*To be done*
Locate the word "from" in the data below, then copy every line that holds it.

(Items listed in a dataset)

********************

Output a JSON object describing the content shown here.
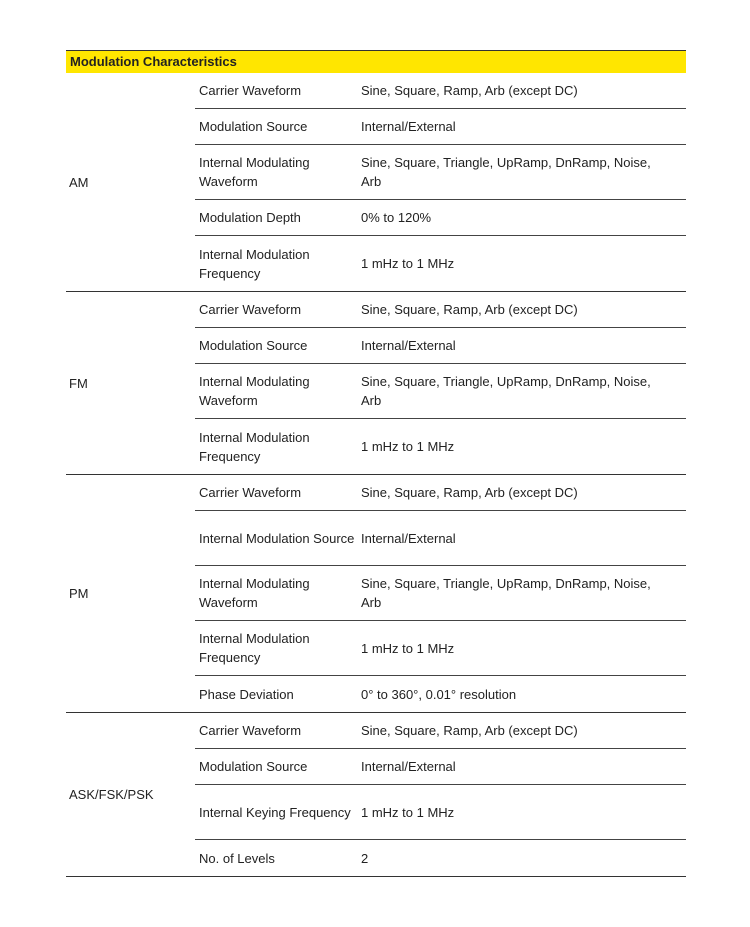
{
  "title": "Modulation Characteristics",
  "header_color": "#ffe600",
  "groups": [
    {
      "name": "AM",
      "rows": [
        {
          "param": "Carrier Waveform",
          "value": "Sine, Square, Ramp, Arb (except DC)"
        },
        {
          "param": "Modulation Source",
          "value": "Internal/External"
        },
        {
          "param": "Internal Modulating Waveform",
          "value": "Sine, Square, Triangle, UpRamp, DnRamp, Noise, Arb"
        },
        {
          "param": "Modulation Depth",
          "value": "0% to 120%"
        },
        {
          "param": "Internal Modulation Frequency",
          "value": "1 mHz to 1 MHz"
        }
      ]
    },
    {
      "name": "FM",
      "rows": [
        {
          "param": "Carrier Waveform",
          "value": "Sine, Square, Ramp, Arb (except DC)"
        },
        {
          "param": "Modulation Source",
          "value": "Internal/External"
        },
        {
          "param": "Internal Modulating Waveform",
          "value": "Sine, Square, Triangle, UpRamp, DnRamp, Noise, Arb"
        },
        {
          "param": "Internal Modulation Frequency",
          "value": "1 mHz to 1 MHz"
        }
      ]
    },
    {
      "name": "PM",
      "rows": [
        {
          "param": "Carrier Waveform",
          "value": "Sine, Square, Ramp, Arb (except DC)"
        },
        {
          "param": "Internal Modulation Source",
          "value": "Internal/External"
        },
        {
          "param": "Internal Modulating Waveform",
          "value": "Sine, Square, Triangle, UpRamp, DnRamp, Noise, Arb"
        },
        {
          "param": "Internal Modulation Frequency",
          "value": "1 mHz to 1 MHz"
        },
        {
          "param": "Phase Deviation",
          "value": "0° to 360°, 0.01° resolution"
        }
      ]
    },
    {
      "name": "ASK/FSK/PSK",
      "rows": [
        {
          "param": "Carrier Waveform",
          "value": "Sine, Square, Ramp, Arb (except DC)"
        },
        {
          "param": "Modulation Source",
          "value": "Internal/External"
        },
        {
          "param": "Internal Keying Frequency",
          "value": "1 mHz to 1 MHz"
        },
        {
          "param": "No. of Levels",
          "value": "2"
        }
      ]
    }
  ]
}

********************

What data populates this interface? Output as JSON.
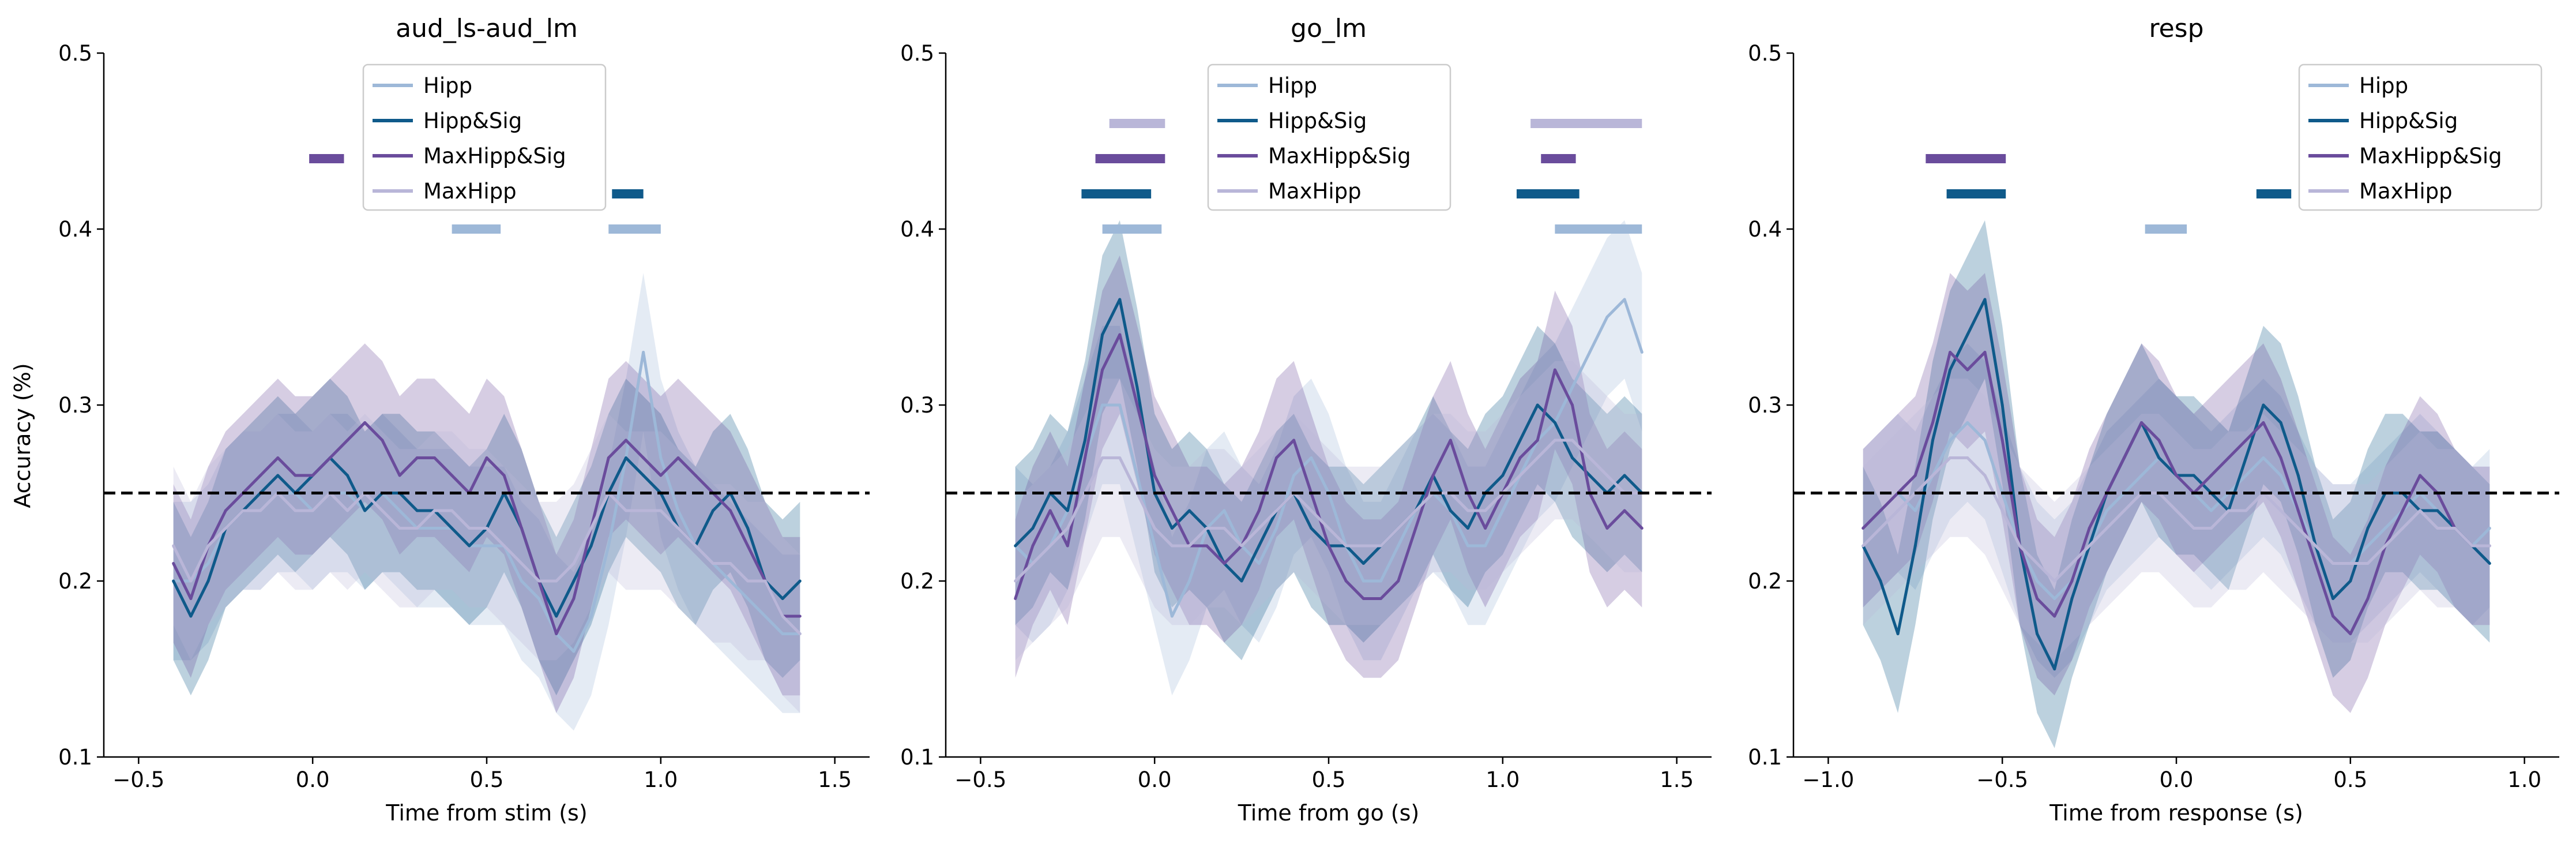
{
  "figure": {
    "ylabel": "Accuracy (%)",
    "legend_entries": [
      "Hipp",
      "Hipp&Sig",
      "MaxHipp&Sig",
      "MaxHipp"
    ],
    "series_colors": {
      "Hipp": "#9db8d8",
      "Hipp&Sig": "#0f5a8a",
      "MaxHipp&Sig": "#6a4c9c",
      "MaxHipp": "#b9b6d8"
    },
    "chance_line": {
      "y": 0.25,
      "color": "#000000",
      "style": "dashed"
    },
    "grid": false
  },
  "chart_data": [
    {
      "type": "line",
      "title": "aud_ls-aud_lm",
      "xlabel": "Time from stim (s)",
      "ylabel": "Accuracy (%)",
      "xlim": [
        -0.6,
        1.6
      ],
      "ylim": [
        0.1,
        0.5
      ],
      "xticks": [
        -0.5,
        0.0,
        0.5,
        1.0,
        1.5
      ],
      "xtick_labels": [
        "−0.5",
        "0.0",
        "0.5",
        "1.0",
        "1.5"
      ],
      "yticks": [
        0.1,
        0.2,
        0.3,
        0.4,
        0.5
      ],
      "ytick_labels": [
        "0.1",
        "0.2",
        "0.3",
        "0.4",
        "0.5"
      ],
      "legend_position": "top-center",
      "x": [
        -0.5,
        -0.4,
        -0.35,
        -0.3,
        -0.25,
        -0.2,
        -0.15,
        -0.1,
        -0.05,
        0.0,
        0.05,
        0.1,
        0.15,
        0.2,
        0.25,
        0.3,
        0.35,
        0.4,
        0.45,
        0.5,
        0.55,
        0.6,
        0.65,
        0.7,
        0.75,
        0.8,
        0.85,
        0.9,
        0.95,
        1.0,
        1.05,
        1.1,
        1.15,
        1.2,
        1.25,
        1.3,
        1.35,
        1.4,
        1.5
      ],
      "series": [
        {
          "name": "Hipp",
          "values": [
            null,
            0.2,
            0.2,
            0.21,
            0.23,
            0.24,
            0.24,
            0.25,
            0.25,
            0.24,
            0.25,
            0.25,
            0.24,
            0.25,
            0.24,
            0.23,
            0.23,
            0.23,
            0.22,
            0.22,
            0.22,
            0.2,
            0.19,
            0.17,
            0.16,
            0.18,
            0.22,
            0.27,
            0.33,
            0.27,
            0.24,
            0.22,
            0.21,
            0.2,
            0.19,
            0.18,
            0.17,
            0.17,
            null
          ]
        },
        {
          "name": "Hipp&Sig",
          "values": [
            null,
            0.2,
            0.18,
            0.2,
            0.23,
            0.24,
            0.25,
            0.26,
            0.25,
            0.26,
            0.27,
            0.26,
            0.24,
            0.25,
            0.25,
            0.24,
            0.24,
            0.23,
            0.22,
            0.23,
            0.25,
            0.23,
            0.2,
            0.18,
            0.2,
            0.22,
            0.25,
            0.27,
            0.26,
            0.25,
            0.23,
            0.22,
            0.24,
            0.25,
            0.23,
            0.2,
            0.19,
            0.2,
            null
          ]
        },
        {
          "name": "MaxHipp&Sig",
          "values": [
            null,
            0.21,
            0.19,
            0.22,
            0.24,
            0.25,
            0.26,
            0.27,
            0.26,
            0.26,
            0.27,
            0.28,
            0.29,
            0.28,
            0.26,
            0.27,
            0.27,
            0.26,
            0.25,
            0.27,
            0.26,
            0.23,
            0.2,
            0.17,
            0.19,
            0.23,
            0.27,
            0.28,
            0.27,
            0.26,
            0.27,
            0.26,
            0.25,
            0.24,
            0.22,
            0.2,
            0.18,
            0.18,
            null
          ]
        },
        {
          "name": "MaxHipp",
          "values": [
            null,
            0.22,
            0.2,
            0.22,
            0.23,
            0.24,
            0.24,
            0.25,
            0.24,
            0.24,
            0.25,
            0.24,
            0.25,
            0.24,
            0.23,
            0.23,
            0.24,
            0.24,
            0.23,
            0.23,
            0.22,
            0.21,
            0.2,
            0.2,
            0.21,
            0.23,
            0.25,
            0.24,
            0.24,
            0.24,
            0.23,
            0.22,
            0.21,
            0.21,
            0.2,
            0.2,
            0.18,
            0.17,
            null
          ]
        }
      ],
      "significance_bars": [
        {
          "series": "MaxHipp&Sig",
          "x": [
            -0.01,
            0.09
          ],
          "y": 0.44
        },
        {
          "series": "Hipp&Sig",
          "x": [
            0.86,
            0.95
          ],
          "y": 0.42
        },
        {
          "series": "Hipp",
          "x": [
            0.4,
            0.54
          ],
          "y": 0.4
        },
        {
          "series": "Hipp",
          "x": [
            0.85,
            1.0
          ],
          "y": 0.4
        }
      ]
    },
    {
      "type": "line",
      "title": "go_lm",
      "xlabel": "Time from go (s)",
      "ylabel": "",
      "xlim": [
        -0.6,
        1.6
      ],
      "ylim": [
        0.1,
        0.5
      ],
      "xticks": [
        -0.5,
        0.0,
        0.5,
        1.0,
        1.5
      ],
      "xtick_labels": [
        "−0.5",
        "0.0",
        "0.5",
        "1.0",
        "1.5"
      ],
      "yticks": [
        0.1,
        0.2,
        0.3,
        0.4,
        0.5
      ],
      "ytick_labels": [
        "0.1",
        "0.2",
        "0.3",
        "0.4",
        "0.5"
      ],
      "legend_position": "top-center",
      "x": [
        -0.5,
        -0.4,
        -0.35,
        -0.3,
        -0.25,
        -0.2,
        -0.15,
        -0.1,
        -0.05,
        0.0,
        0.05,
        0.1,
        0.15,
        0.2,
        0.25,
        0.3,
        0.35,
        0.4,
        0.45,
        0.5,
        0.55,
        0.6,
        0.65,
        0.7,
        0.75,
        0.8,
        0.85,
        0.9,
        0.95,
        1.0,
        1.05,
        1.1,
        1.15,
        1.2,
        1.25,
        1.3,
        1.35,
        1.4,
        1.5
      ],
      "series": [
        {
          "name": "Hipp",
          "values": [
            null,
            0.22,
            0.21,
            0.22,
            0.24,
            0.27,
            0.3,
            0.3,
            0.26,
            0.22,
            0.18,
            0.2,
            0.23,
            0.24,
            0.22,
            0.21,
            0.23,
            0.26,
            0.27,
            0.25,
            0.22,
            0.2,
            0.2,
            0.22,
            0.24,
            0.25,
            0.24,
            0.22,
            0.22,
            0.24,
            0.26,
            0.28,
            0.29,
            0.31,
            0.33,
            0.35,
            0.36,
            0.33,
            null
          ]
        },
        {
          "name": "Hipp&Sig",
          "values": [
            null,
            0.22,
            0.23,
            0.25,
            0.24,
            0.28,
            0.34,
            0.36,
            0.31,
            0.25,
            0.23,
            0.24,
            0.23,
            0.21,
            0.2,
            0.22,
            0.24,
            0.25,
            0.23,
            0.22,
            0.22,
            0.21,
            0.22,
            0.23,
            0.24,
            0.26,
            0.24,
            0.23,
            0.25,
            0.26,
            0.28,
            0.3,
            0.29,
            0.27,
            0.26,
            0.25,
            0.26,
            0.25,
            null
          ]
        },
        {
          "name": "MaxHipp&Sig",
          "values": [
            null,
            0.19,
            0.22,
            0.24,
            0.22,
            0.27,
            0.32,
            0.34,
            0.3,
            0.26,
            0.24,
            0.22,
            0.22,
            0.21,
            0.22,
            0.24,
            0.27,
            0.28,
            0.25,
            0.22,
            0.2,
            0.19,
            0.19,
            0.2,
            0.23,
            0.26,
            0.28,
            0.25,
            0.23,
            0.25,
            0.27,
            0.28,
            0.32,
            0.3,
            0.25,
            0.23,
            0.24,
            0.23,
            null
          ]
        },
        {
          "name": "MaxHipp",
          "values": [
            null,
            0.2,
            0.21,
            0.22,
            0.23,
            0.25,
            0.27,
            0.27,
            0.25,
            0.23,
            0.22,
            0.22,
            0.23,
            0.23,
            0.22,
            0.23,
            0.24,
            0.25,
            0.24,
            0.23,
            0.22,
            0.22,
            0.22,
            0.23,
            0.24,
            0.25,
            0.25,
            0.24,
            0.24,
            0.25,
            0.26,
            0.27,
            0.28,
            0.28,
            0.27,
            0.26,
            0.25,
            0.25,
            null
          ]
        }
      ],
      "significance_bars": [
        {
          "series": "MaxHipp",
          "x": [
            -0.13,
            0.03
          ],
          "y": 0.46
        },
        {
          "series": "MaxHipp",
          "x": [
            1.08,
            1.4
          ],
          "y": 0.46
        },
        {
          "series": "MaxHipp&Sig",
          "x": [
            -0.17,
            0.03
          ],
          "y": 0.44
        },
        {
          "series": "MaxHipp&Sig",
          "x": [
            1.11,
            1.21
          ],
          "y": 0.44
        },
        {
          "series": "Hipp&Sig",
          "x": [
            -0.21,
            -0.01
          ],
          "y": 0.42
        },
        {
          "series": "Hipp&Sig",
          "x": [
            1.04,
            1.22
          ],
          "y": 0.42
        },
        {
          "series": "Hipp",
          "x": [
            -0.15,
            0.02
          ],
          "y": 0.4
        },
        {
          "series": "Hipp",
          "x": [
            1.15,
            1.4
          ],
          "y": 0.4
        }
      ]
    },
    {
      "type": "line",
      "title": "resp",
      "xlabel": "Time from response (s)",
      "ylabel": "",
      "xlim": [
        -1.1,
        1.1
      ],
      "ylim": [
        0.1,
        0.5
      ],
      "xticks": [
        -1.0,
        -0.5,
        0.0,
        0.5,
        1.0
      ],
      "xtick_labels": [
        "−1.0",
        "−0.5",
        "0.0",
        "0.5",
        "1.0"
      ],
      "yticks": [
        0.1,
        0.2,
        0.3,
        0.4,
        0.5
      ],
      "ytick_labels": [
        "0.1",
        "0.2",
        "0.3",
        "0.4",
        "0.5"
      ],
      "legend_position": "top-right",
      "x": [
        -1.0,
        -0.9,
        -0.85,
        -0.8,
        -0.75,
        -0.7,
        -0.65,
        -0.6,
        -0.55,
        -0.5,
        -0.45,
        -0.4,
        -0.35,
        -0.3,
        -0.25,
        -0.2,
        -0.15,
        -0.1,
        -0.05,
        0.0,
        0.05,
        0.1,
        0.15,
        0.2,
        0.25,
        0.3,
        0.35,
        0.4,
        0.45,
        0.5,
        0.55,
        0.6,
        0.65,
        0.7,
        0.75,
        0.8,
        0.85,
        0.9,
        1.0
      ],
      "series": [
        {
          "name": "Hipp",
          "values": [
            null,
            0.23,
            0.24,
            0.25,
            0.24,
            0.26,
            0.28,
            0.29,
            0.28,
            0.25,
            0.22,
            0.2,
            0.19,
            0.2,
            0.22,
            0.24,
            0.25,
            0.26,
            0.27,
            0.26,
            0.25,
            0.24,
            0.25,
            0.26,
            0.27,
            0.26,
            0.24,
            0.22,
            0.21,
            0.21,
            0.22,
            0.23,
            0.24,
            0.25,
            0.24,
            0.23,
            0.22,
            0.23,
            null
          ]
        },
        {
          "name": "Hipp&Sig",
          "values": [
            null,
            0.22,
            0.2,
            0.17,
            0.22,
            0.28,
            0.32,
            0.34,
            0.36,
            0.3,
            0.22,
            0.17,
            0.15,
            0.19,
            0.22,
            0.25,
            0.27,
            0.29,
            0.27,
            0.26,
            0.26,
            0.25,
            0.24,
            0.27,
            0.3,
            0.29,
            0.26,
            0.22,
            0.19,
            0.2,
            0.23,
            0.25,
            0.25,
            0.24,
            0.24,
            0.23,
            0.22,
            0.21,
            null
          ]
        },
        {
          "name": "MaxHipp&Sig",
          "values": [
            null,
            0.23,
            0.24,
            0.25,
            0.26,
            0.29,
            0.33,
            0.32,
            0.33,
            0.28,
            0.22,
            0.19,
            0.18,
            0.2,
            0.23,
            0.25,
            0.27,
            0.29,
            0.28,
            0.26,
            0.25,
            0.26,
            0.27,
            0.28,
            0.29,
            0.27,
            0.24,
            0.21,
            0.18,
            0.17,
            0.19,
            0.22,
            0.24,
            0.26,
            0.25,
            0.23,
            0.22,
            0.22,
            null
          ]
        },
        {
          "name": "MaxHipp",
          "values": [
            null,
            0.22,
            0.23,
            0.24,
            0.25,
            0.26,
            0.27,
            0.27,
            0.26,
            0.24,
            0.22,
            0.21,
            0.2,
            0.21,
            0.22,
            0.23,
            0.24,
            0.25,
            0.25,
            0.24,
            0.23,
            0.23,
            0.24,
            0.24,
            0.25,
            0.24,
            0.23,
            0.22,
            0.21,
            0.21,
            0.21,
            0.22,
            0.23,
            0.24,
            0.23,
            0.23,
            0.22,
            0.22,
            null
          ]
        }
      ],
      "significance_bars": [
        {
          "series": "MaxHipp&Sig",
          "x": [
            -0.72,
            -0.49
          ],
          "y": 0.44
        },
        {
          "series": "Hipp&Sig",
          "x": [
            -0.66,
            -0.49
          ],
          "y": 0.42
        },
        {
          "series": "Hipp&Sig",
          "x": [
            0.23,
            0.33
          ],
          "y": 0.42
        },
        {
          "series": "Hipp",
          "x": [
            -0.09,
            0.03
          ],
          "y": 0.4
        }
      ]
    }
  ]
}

********************

*Response*
      "xlabel": "Time from stim (s)",
      "xlabel": "Time from go (s)",
      "xlabel": "Time from response (s)",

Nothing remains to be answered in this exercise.